**TASK PROMPT:** Tally every line of the material that includes "structured", then give the tally and nothing else.

----- DATA TO USE -----

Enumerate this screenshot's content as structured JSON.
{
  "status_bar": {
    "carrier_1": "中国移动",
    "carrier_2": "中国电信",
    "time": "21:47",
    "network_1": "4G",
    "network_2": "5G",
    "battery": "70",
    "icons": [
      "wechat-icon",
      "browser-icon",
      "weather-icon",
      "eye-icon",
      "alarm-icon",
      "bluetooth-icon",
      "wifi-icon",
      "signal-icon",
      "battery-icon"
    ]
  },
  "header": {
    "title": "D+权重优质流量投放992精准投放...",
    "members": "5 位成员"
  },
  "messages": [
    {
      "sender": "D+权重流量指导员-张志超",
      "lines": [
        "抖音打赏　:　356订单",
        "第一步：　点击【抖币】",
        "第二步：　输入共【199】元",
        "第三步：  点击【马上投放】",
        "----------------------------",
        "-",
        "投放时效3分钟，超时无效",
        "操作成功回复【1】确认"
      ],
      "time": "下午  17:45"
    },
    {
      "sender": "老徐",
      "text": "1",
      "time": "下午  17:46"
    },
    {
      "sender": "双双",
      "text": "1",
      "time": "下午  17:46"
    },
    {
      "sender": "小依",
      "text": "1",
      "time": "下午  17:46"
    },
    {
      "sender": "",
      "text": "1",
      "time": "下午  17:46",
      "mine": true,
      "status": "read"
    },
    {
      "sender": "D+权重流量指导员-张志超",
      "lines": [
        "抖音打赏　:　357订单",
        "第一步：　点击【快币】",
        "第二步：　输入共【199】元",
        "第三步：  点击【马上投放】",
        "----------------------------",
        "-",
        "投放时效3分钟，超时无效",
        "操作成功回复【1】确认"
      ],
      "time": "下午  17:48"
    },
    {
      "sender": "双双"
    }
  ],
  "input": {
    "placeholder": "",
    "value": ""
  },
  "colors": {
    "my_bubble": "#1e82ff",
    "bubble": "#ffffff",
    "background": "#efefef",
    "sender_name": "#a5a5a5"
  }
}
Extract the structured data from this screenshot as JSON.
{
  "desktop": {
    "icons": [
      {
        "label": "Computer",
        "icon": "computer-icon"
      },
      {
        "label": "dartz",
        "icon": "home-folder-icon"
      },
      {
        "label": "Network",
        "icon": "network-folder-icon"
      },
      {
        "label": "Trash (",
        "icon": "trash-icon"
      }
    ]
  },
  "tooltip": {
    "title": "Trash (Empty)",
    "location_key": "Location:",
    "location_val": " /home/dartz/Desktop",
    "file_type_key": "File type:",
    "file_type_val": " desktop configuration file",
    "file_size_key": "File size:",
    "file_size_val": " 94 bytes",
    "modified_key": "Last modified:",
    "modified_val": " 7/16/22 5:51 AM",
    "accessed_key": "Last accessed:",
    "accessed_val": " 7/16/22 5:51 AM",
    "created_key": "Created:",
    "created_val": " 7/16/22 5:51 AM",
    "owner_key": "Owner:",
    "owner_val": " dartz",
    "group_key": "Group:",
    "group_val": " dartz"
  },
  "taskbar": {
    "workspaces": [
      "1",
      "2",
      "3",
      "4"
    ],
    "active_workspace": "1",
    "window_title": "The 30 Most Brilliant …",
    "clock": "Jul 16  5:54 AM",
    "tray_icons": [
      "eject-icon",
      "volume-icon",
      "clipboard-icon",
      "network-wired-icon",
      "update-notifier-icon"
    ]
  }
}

-----

**SOLUTION TO THIS TASK:** 2